• [Exercise goal]: Work out how many lines of the listing hold the string "Cambridge", then answer with that number and nothing else.

• [Records supplied]:
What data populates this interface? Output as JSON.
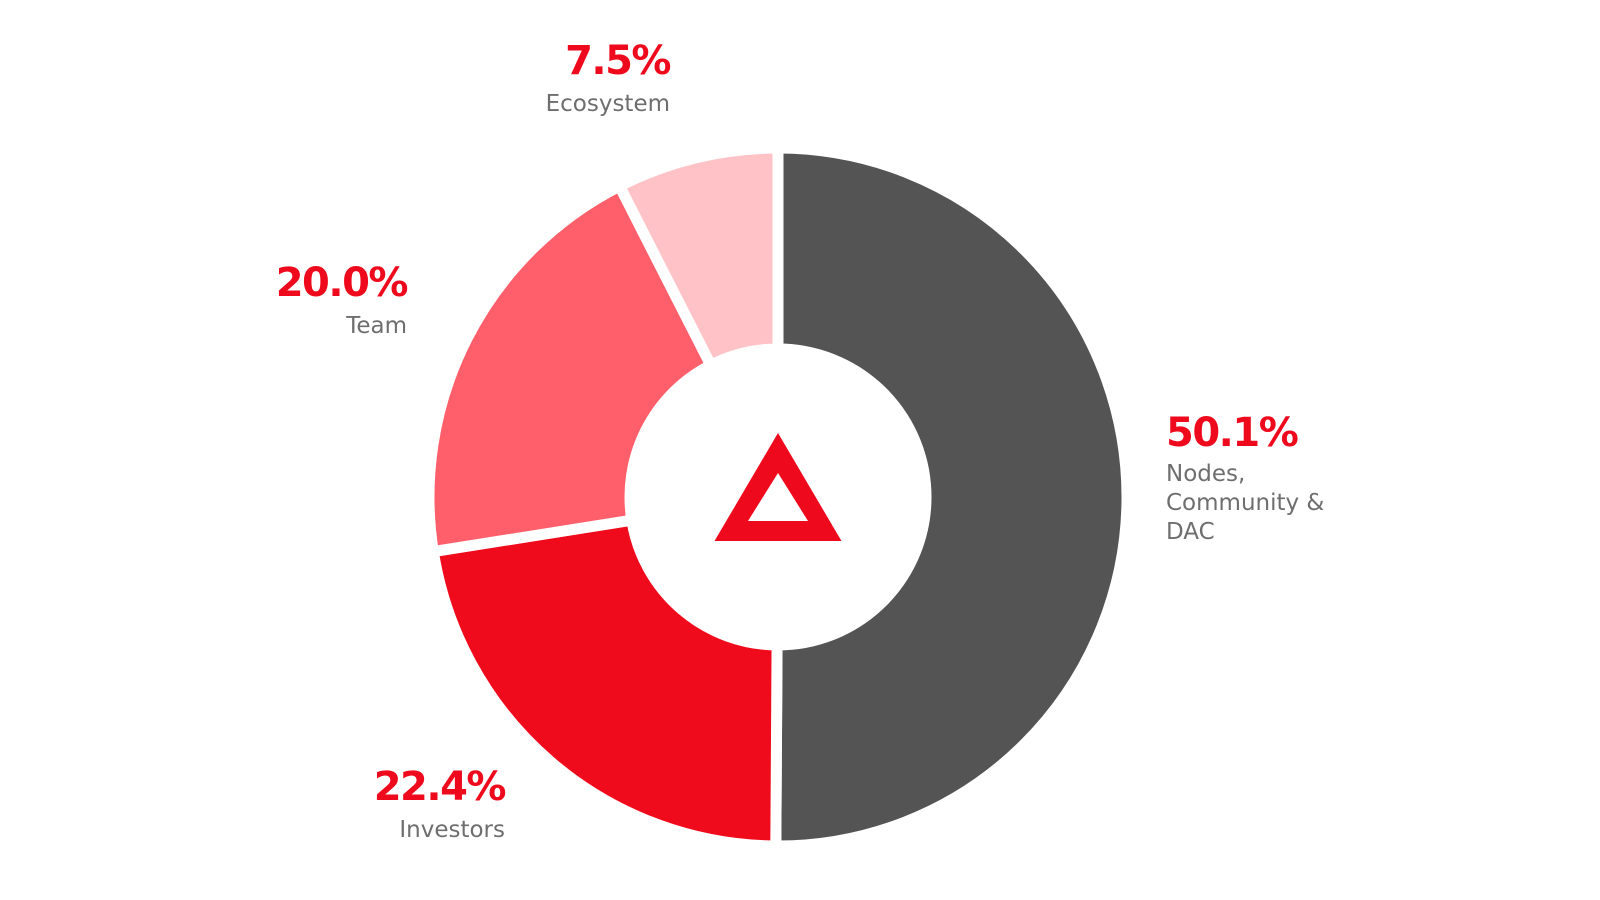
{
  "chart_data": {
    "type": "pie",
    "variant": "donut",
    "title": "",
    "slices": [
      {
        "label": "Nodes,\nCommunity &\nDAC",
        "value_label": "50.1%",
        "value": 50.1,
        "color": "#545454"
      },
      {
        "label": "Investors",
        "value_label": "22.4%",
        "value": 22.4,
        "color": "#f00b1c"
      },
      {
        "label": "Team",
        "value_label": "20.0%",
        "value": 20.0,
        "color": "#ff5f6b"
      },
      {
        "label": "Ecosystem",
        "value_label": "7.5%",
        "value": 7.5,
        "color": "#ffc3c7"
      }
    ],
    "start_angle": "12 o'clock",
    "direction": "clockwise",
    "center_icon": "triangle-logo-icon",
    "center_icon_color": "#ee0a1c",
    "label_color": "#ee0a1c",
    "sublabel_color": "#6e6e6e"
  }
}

* * *

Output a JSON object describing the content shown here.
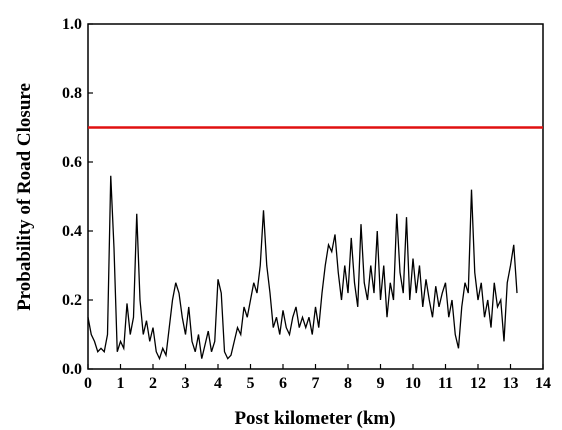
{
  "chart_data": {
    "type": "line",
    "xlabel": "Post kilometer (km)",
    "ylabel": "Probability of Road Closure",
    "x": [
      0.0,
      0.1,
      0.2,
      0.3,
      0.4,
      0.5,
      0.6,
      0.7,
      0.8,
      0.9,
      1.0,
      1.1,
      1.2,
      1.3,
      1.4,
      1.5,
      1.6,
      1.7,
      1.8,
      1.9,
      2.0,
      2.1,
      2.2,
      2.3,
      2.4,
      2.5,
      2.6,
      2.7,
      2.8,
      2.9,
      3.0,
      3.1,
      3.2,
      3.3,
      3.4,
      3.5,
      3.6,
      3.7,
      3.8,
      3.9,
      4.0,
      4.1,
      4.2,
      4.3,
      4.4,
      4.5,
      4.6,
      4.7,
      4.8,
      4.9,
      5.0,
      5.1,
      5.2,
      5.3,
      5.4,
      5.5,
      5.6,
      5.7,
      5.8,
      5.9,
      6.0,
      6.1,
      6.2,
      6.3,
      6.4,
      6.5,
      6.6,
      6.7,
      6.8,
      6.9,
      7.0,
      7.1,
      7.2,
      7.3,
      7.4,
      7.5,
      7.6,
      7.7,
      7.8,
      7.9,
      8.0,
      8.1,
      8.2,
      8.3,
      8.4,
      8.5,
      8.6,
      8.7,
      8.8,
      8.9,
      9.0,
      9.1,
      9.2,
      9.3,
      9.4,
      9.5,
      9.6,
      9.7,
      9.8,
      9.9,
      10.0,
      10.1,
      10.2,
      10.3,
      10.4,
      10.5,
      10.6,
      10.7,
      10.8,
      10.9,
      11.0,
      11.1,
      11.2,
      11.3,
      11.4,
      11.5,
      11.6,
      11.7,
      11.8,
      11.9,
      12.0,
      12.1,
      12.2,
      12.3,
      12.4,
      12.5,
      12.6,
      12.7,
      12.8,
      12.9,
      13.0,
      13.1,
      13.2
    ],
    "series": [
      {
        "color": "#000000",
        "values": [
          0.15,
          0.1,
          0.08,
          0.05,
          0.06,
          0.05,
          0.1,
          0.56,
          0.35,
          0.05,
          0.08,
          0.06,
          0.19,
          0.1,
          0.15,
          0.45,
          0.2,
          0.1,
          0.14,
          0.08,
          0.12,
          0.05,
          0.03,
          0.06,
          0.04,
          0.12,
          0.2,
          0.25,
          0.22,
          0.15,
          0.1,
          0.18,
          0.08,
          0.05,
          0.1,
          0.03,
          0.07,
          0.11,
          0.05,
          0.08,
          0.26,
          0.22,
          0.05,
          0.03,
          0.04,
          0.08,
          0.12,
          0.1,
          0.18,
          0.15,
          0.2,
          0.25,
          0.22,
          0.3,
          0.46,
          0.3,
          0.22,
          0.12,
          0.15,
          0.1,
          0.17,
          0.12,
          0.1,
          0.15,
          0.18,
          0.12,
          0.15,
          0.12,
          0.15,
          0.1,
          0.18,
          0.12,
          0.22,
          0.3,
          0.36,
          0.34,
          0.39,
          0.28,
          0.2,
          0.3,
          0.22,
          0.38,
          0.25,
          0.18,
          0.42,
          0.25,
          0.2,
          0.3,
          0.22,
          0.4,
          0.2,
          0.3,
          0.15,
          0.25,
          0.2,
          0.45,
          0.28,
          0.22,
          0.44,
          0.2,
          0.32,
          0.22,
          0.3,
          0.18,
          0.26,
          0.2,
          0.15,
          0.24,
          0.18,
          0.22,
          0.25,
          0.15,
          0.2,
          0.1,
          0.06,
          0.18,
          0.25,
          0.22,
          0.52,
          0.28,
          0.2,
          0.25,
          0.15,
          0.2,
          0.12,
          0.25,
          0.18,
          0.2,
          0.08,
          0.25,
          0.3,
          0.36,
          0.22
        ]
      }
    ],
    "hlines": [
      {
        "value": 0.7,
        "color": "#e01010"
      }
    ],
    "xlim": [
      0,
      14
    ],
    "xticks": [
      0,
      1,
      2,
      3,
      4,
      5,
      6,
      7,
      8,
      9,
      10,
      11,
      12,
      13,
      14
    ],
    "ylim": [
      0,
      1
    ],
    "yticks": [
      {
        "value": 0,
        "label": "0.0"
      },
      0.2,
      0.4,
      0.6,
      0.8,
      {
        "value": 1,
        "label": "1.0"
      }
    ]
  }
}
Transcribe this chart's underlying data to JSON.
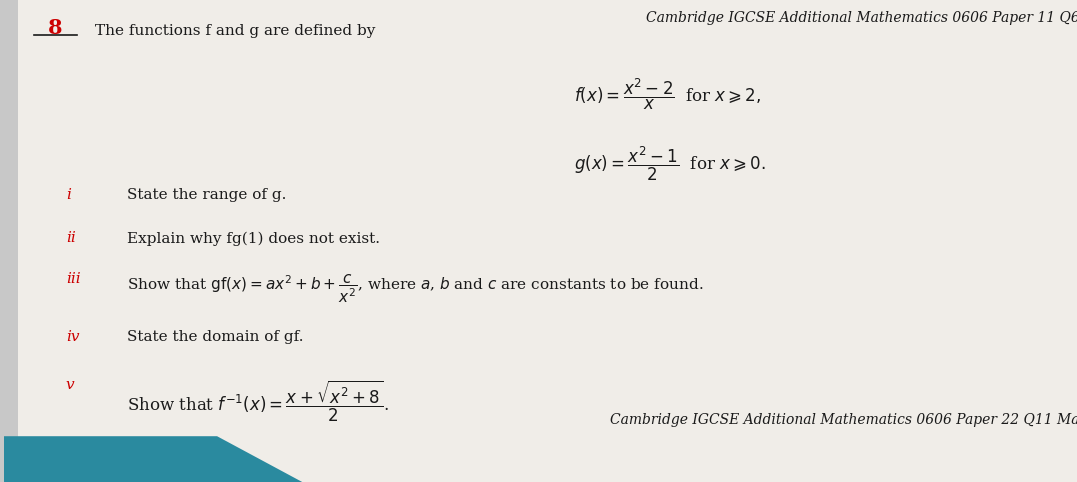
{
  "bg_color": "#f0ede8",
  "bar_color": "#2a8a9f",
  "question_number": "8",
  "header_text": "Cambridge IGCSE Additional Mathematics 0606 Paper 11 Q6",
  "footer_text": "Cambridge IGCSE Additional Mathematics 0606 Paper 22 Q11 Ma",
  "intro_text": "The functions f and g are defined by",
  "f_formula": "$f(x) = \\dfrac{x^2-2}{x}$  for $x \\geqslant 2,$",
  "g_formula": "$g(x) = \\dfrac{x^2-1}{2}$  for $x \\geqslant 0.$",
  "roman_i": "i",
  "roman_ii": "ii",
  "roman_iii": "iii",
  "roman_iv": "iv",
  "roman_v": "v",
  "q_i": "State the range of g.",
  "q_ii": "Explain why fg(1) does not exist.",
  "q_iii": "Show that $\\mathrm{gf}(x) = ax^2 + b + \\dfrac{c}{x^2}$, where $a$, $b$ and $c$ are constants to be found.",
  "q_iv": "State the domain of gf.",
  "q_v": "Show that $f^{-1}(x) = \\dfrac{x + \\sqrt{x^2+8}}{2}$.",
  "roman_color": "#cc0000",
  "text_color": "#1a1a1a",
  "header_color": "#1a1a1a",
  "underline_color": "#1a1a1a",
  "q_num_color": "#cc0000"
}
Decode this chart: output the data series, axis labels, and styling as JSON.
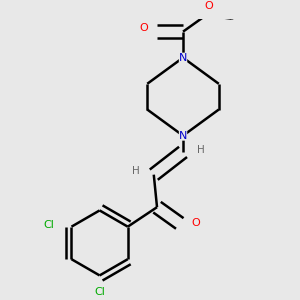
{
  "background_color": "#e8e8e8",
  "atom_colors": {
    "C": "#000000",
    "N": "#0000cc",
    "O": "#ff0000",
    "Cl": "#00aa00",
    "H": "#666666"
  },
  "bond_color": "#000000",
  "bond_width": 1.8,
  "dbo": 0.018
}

• [Written response]: 2